# Instructions to follow
What follows is a listing to be transcribed exactly.

START Information provided

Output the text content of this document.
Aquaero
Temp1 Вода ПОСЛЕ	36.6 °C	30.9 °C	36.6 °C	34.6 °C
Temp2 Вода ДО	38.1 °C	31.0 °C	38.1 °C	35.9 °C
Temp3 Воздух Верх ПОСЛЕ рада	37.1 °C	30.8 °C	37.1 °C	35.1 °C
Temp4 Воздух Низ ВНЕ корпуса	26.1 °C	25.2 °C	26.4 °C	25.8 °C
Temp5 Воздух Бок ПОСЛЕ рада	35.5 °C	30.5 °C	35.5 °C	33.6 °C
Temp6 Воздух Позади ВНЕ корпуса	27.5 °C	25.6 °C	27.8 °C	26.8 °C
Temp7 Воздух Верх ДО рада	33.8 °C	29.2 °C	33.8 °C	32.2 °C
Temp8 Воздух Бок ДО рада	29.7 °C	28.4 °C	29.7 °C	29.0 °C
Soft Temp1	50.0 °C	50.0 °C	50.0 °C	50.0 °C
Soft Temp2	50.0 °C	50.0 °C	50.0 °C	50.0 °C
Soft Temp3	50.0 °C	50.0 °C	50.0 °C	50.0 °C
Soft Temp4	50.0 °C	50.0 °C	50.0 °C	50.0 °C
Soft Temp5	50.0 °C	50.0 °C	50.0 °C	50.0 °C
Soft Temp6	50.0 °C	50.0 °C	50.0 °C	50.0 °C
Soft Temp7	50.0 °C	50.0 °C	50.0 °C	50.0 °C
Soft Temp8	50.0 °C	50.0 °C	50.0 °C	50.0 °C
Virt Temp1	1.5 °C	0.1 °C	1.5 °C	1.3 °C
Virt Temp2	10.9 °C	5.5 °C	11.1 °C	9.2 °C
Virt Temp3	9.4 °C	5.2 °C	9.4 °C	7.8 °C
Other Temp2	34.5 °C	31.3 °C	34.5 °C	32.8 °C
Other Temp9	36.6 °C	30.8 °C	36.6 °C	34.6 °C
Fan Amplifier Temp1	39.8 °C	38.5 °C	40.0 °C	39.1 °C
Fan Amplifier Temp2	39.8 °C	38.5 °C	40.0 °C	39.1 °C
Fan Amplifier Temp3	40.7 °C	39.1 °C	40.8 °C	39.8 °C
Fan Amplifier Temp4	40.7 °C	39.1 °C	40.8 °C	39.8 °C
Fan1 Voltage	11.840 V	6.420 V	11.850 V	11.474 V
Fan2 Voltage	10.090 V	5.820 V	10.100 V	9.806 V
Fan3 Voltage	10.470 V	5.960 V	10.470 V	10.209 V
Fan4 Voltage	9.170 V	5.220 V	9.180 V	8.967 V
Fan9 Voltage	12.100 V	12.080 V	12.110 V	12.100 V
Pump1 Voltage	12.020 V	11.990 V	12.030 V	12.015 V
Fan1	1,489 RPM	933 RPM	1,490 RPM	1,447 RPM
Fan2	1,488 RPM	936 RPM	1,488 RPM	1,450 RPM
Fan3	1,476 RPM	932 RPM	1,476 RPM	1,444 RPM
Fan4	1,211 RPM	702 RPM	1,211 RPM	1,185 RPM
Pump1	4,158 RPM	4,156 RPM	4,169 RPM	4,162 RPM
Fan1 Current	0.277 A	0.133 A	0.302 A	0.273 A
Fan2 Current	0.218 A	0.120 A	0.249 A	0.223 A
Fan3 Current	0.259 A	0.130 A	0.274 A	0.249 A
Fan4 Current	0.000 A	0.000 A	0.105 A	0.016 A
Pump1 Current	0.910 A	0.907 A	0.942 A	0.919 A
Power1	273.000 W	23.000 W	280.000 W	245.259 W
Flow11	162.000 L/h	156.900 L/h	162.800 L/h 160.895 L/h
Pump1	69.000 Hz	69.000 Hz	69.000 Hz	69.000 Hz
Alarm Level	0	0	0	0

END Information provided

# Answer for this exercise
Output the text content of this document.
Aquaero
Temp1 Вода ПОСЛЕ	36.6 °C	30.9 °C	36.6 °C	34.6 °C
Temp2 Вода ДО	38.1 °C	31.0 °C	38.1 °C	35.9 °C
Temp3 Воздух Верх ПОСЛЕ рада	37.1 °C	30.8 °C	37.1 °C	35.1 °C
Temp4 Воздух Низ ВНЕ корпуса	26.1 °C	25.2 °C	26.4 °C	25.8 °C
Temp5 Воздух Бок ПОСЛЕ рада	35.5 °C	30.5 °C	35.5 °C	33.6 °C
Temp6 Воздух Позади ВНЕ корпуса	27.5 °C	25.6 °C	27.8 °C	26.8 °C
Temp7 Воздух Верх ДО рада	33.8 °C	29.2 °C	33.8 °C	32.2 °C
Temp8 Воздух Бок ДО рада	29.7 °C	28.4 °C	29.7 °C	29.0 °C
Soft Temp1	50.0 °C	50.0 °C	50.0 °C	50.0 °C
Soft Temp2	50.0 °C	50.0 °C	50.0 °C	50.0 °C
Soft Temp3	50.0 °C	50.0 °C	50.0 °C	50.0 °C
Soft Temp4	50.0 °C	50.0 °C	50.0 °C	50.0 °C
Soft Temp5	50.0 °C	50.0 °C	50.0 °C	50.0 °C
Soft Temp6	50.0 °C	50.0 °C	50.0 °C	50.0 °C
Soft Temp7	50.0 °C	50.0 °C	50.0 °C	50.0 °C
Soft Temp8	50.0 °C	50.0 °C	50.0 °C	50.0 °C
Virt Temp1	1.5 °C	0.1 °C	1.5 °C	1.3 °C
Virt Temp2	10.9 °C	5.5 °C	11.1 °C	9.2 °C
Virt Temp3	9.4 °C	5.2 °C	9.4 °C	7.8 °C
Other Temp2	34.5 °C	31.3 °C	34.5 °C	32.8 °C
Other Temp9	36.6 °C	30.8 °C	36.6 °C	34.6 °C
Fan Amplifier Temp1	39.8 °C	38.5 °C	40.0 °C	39.1 °C
Fan Amplifier Temp2	39.8 °C	38.5 °C	40.0 °C	39.1 °C
Fan Amplifier Temp3	40.7 °C	39.1 °C	40.8 °C	39.8 °C
Fan Amplifier Temp4	40.7 °C	39.1 °C	40.8 °C	39.8 °C
Fan1 Voltage	11.840 V	6.420 V	11.850 V	11.474 V
Fan2 Voltage	10.090 V	5.820 V	10.100 V	9.806 V
Fan3 Voltage	10.470 V	5.960 V	10.470 V	10.209 V
Fan4 Voltage	9.170 V	5.220 V	9.180 V	8.967 V
Fan9 Voltage	12.100 V	12.080 V	12.110 V	12.100 V
Pump1 Voltage	12.020 V	11.990 V	12.030 V	12.015 V
Fan1	1,489 RPM	933 RPM	1,490 RPM	1,447 RPM
Fan2	1,488 RPM	936 RPM	1,488 RPM	1,450 RPM
Fan3	1,476 RPM	932 RPM	1,476 RPM	1,444 RPM
Fan4	1,211 RPM	702 RPM	1,211 RPM	1,185 RPM
Pump1	4,158 RPM	4,156 RPM	4,169 RPM	4,162 RPM
Fan1 Current	0.277 A	0.133 A	0.302 A	0.273 A
Fan2 Current	0.218 A	0.120 A	0.249 A	0.223 A
Fan3 Current	0.259 A	0.130 A	0.274 A	0.249 A
Fan4 Current	0.000 A	0.000 A	0.105 A	0.016 A
Pump1 Current	0.910 A	0.907 A	0.942 A	0.919 A
Power1	273.000 W	23.000 W	280.000 W	245.259 W
Flow11	162.000 L/h	156.900 L/h	162.800 L/h 160.895 L/h
Pump1	69.000 Hz	69.000 Hz	69.000 Hz	69.000 Hz
Alarm Level	0	0	0	0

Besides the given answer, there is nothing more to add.